> Source document:
R Core member Professor Brian Ripley from Oxford University gave the first keynote presentation of useR! 2011 today, and gave some insights into what goes on behind the scenes to create two updates to R (plus several patches) every year. He began with some facts about the history of R (noting that if they’d known R would take off like it has, there would be better records of the early days):

  • The first still-existing version of R dates from Jun 1995, and the distribution totals 465Kb.
  • R 1.0.0 was released on February 29, 2000 (up to 2.8Mb)
  • R 2.0.0 was released on October 4, 2004 (mostly because the name R 1.10.0 was unappealing because it would sort to the top of the list of R versions in some systems). At this point the distribution had grown to some 10Mb in size.

Prof. Ripley also showcased some of the major improvements from recent versions of R, including multi-language support (thanks to which R is widely used in China and Japan, for example), support for R as a scripting language (most of R’s own build scripts are now written in R), and improved graphics rendering. 

Looking to the future, Prof. Ripley noted that there are no plans to make any backwards-incompatible changes that would warrant a jump to a 3.x numbering scheme. R 2.14 is planned for October, and after that the Core Group will move to an annual (rather than bi-annual) release schedule beginning with R 2.15 in (provisionally) March 2012. He also gave a glimpse even details of R’s development plans, with low-level support for multi-threaded computing, a standard parallel computing library, and support for a 64-bit native R engine possibly on the horizon.

> Data:
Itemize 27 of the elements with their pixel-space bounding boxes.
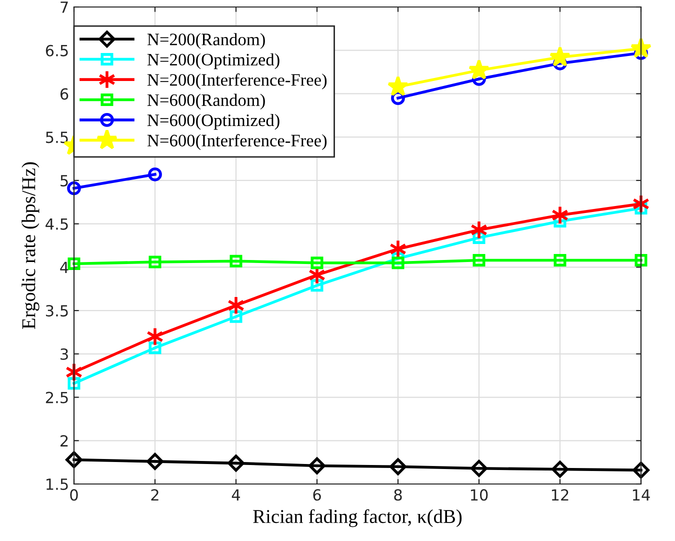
legend-label: N=600(Optimized) — [147, 114, 280, 130]
y-tick-label: 6 — [60, 88, 68, 100]
legend-label: N=600(Random) — [147, 94, 265, 110]
legend-label: N=600(Interference-Free) — [147, 134, 327, 150]
x-tick-label: 0 — [70, 489, 78, 501]
y-tick-label: 4.5 — [46, 218, 68, 230]
y-tick-label: 2.5 — [46, 392, 68, 404]
legend-label: N=200(Interference-Free) — [147, 73, 327, 90]
x-tick-label: 4 — [232, 489, 240, 500]
x-tick-label: 6 — [313, 489, 321, 501]
y-tick-label: 5 — [60, 175, 68, 186]
y-tick-label: 1.5 — [46, 478, 68, 490]
y-tick-label: 3.5 — [46, 305, 68, 317]
y-tick-label: 5.5 — [46, 132, 68, 144]
legend-label: N=200(Optimized) — [147, 53, 280, 70]
y-tick-label: 6.5 — [46, 44, 68, 56]
x-tick-label: 2 — [151, 489, 158, 500]
x-axis-title: Rician fading factor, κ(dB) — [253, 509, 462, 528]
y-axis-title: Ergodic rate (bps/Hz) — [22, 162, 40, 329]
x-tick-label: 12 — [552, 489, 568, 500]
y-tick-label: 7 — [60, 2, 68, 13]
x-tick-label: 14 — [632, 489, 650, 500]
x-tick-label: 10 — [470, 489, 488, 501]
y-tick-label: 3 — [60, 348, 68, 360]
legend-label: N=200(Random) — [147, 33, 265, 49]
y-tick-label: 2 — [60, 435, 68, 446]
x-tick-label: 8 — [394, 489, 402, 501]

> Problems:
[a] Please repeat the useR! 2011 keynote report word for word, starting with "Prof. Ripley also" and going on through "on the horizon.".
[b] Summarize the useR! 2011 keynote report in two sentences.
[c] Resume the useR! 2011 keynote report from the point where it stops.
The records aren't needed for any of this.

> Responses by task:
[a]
Prof. Ripley also showcased some of the major improvements from recent versions of R, including multi-language support (thanks to which R is widely used in China and Japan, for example), support for R as a scripting language (most of R’s own build scripts are now written in R), and improved graphics rendering. 

Looking to the future, Prof. Ripley noted that there are no plans to make any backwards-incompatible changes that would warrant a jump to a 3.x numbering scheme. R 2.14 is planned for October, and after that the Core Group will move to an annual (rather than bi-annual) release schedule beginning with R 2.15 in (provisionally) March 2012. He also gave a glimpse even details of R’s development plans, with low-level support for multi-threaded computing, a standard parallel computing library, and support for a 64-bit native R engine possibly on the horizon.

[b] Brian Ripley of Oxford University gave the first keynote at useR! 2011, tracing R from its earliest surviving 465Kb version in June 1995 through R 1.0.0 in February 2000 and R 2.0.0 in October 2004, and highlighting recent improvements such as multi-language support, scripting, and better graphics rendering. He said no backwards-incompatible changes warranting a 3.x version are planned, R 2.14 is due in October, and the Core Group will then move to an annual release schedule beginning with R 2.15, provisionally in March 2012.

[c]
The talk also included some rather poignant insight into the level of altruistic commitment provided by the active members of R-core to keep the R project running as smoothly as it does. For example, there are more than 110 contributions to CRAN each week, each of which requires manual review and often direct feedback on how to fix problems from CRAN maintainer Kurt Hornik. Also, many members of R-core spend a lot of volunteer time on the R-help and R-devel mailing lists interacting with R users: so many request for help and suggestions for changes to R take a lot of effort to respond to, even when asked respectfully — and these contributions perhaps aren’t always treated with respect.

So I’d like to join with the rest of the R community in giving thanks to Prof Ripley and the R core team for making R available to the community at large. Each of us has benefited greatly from their selfless contributions in taking statistical computing to the next generation and I, amongst many I’m sure, am extremely thankful to them for their generosity.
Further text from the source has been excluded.